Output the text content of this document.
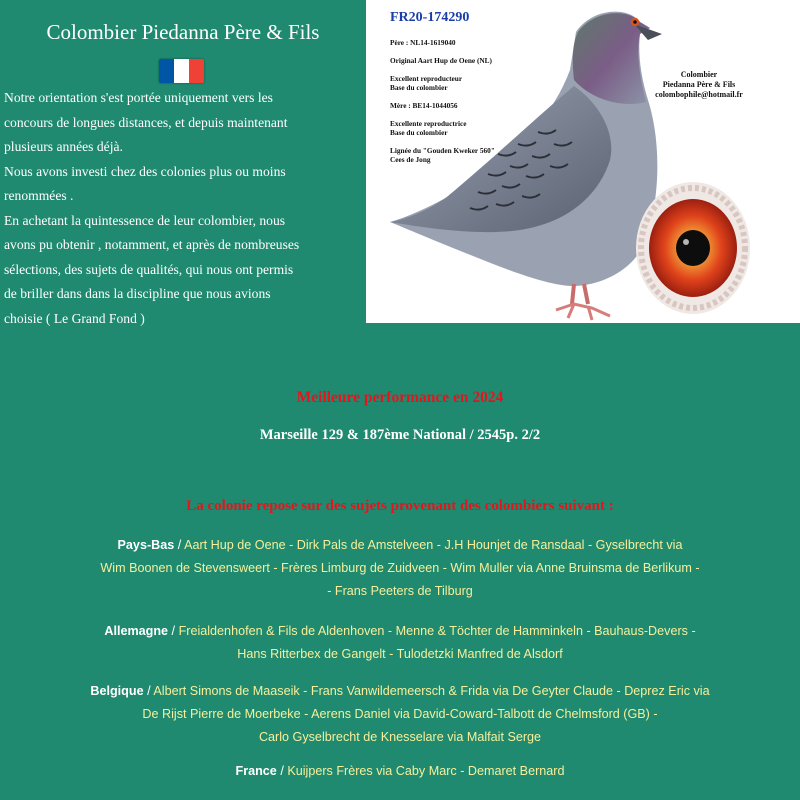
Colombier Piedanna Père & Fils
Notre orientation s'est portée uniquement vers les
concours de longues distances, et depuis maintenant
plusieurs années déjà.
Nous avons investi chez des colonies plus ou moins
renommées .
En achetant la quintessence de leur colombier, nous
avons pu obtenir , notamment, et après de nombreuses
sélections, des sujets de qualités, qui nous ont permis
de briller dans dans la discipline que nous avions
choisie ( Le Grand Fond )
FR20-174290
Père : NL14-1619040

Original Aart Hup de Oene (NL)

Excellent reproducteur
Base du colombier

Mère : BE14-1044056

Excellente reproductrice
Base du colombier

Lignée du "Gouden Kweker 560"
Cees de Jong
Colombier
Piedanna Père & Fils
colombophile@hotmail.fr
Meilleure performance en 2024
Marseille 129 & 187ème National / 2545p. 2/2
La colonie repose sur des sujets provenant des colombiers suivant :
Pays-Bas / Aart Hup de Oene - Dirk Pals de Amstelveen - J.H Hounjet de Ransdaal - Gyselbrecht via
Wim Boonen de Stevensweert - Frères Limburg de Zuidveen - Wim Muller via Anne Bruinsma de Berlikum -
- Frans Peeters de Tilburg
Allemagne / Freialdenhofen & Fils de Aldenhoven - Menne & Töchter de Hamminkeln - Bauhaus-Devers -
Hans Ritterbex de Gangelt - Tulodetzki Manfred de Alsdorf
Belgique / Albert Simons de Maaseik - Frans Vanwildemeersch & Frida via De Geyter Claude - Deprez Eric via
De Rijst Pierre de Moerbeke - Aerens Daniel via David-Coward-Talbott de Chelmsford (GB) -
Carlo Gyselbrecht de Knesselare via Malfait Serge
France / Kuijpers Frères via Caby Marc - Demaret Bernard
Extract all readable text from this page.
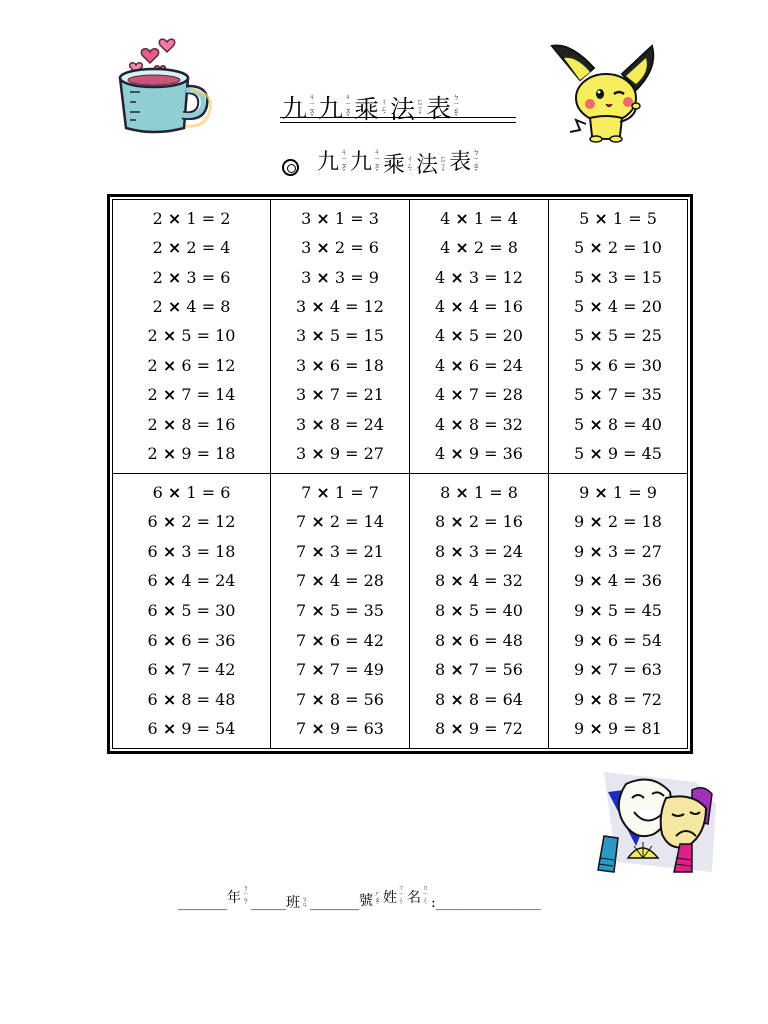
九 ㄐ
ㄧ
ㄡ
ˇ 九 ㄐ
ㄧ
ㄡ
ˇ 乘 ㄔ
ㄥ
ˊ 法 ㄈ
ㄚ
ˇ 表 ㄅ
ㄧ
ㄠ
ˇ
九 ㄐ
ㄧ
ㄡ
ˇ 九 ㄐ
ㄧ
ㄡ
ˇ 乘 ㄔ
ㄥ
ˊ 法 ㄈ
ㄚ
ˇ 表 ㄅ
ㄧ
ㄠ
ˇ
2 × 1 = 2
2 × 2 = 4
2 × 3 = 6
2 × 4 = 8
2 × 5 = 10
2 × 6 = 12
2 × 7 = 14
2 × 8 = 16
2 × 9 = 18
3 × 1 = 3
3 × 2 = 6
3 × 3 = 9
3 × 4 = 12
3 × 5 = 15
3 × 6 = 18
3 × 7 = 21
3 × 8 = 24
3 × 9 = 27
4 × 1 = 4
4 × 2 = 8
4 × 3 = 12
4 × 4 = 16
4 × 5 = 20
4 × 6 = 24
4 × 7 = 28
4 × 8 = 32
4 × 9 = 36
5 × 1 = 5
5 × 2 = 10
5 × 3 = 15
5 × 4 = 20
5 × 5 = 25
5 × 6 = 30
5 × 7 = 35
5 × 8 = 40
5 × 9 = 45
6 × 1 = 6
6 × 2 = 12
6 × 3 = 18
6 × 4 = 24
6 × 5 = 30
6 × 6 = 36
6 × 7 = 42
6 × 8 = 48
6 × 9 = 54
7 × 1 = 7
7 × 2 = 14
7 × 3 = 21
7 × 4 = 28
7 × 5 = 35
7 × 6 = 42
7 × 7 = 49
7 × 8 = 56
7 × 9 = 63
8 × 1 = 8
8 × 2 = 16
8 × 3 = 24
8 × 4 = 32
8 × 5 = 40
8 × 6 = 48
8 × 7 = 56
8 × 8 = 64
8 × 9 = 72
9 × 1 = 9
9 × 2 = 18
9 × 3 = 27
9 × 4 = 36
9 × 5 = 45
9 × 6 = 54
9 × 7 = 63
9 × 8 = 72
9 × 9 = 81
_______ 年
ㄋ
ㄧ
ㄢ
ˊ _____ 班 ㄅ
ㄢ _______ 號 ㄏ
ㄠ
ˋ
姓
ㄒ
ㄧ
ㄥ
ˋ
名
ㄇ
ㄧ
ㄥ
ˊ :_______________
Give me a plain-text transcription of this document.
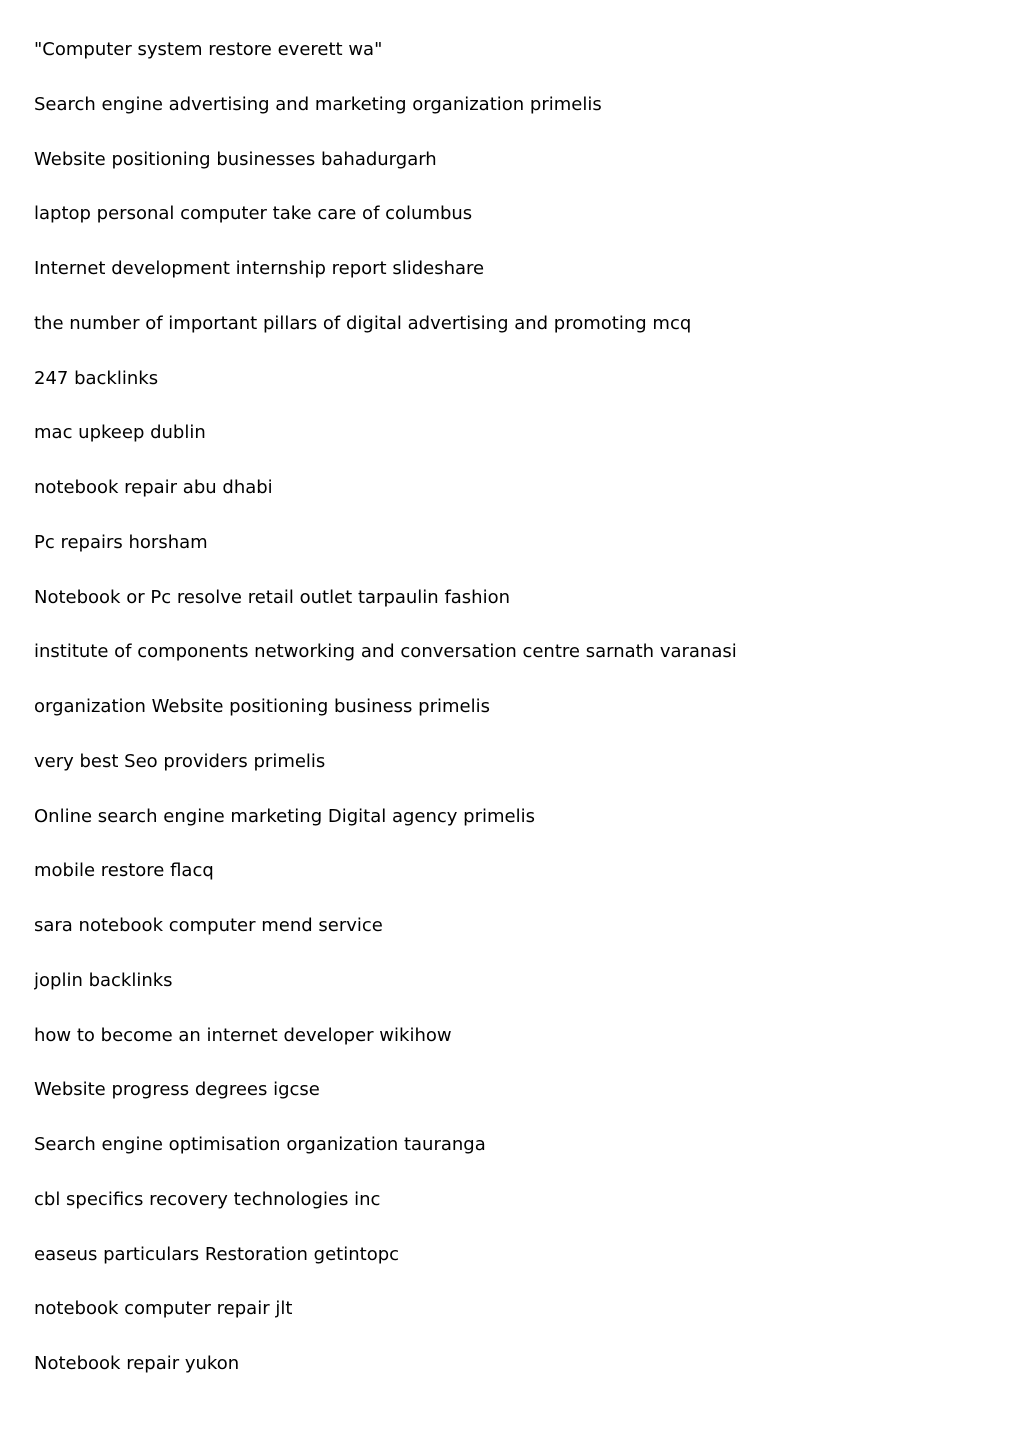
"Computer system restore everett wa"
Search engine advertising and marketing organization primelis
Website positioning businesses bahadurgarh
laptop personal computer take care of columbus
Internet development internship report slideshare
the number of important pillars of digital advertising and promoting mcq
247 backlinks
mac upkeep dublin
notebook repair abu dhabi
Pc repairs horsham
Notebook or Pc resolve retail outlet tarpaulin fashion
institute of components networking and conversation centre sarnath varanasi
organization Website positioning business primelis
very best Seo providers primelis
Online search engine marketing Digital agency primelis
mobile restore flacq
sara notebook computer mend service
joplin backlinks
how to become an internet developer wikihow
Website progress degrees igcse
Search engine optimisation organization tauranga
cbl specifics recovery technologies inc
easeus particulars Restoration getintopc
notebook computer repair jlt
Notebook repair yukon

==============================

The exercise: Copy, from the material above, each line in which the string "organization" occurs.

Response to this exercise:
Search engine advertising and marketing organization primelis
organization Website positioning business primelis
Search engine optimisation organization tauranga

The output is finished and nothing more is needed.